▶ [Exercise description] Wherever "рамках" appears in a line, list that line.

▶ [Supplied data]
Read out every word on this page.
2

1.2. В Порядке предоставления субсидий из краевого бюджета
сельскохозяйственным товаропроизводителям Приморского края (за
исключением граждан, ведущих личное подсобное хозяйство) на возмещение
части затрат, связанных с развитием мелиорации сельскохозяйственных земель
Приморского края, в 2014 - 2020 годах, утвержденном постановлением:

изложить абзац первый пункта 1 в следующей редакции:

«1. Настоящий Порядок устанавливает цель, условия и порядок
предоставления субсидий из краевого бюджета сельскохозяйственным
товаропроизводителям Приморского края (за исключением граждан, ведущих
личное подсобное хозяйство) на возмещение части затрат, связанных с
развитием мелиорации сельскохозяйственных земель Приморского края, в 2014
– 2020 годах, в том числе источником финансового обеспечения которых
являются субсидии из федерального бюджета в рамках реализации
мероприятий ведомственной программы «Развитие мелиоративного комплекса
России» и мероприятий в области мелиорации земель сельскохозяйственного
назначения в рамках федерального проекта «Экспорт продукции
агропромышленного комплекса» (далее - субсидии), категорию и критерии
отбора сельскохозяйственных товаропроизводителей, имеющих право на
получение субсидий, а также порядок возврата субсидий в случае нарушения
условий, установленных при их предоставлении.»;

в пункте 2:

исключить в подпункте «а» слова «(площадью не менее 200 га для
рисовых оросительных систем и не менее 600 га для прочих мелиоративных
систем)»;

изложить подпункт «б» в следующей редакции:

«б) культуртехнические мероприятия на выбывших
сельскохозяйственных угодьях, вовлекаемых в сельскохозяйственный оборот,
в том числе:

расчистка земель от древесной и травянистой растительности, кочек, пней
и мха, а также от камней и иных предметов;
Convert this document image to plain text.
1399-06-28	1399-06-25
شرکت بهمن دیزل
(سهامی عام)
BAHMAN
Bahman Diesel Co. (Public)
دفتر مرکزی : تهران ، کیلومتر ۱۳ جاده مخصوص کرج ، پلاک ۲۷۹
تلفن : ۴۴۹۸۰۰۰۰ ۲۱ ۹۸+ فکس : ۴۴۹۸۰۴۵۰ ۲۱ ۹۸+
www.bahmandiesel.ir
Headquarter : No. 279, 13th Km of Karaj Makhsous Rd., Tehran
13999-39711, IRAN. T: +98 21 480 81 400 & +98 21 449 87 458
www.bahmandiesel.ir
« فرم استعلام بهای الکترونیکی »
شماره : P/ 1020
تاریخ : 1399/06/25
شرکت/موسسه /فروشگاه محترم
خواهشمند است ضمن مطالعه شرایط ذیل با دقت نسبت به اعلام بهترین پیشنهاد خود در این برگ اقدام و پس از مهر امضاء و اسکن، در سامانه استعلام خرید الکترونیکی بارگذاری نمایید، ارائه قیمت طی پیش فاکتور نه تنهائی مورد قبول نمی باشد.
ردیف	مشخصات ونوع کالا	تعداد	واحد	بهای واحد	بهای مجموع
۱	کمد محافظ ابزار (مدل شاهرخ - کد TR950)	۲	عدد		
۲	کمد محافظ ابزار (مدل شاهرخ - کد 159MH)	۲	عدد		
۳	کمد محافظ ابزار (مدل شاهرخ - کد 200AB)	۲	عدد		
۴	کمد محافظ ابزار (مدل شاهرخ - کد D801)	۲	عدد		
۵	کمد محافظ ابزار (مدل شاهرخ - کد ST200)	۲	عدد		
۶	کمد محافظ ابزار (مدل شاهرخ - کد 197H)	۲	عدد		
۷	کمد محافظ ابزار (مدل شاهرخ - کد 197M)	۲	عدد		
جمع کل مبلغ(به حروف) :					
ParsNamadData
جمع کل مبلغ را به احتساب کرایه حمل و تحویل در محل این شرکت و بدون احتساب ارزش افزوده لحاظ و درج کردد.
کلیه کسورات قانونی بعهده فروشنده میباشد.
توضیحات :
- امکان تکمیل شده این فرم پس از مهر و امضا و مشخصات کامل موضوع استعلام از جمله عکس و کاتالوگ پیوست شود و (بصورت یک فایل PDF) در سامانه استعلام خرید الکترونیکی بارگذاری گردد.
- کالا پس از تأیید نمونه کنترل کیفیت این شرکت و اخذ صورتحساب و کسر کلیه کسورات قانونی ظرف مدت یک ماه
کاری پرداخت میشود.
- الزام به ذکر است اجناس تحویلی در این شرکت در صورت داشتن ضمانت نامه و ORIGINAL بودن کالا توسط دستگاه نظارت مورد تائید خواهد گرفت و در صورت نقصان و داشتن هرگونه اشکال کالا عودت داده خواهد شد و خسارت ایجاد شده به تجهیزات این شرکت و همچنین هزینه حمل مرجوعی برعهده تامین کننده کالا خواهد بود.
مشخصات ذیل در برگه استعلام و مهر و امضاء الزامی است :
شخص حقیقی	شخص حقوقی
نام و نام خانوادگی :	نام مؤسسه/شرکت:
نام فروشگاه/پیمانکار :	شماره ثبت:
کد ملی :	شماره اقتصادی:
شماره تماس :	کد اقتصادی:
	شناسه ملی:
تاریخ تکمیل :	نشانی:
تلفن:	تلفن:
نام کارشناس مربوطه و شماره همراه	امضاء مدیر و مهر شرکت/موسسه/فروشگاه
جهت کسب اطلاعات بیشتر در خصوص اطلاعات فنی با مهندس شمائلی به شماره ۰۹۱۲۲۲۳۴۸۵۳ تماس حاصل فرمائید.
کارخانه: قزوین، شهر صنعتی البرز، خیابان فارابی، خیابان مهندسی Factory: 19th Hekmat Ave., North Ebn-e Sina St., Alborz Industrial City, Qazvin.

▶ [Expected answer]
являются субсидии из федерального бюджета в рамках реализации
назначения в рамках федерального проекта «Экспорт продукции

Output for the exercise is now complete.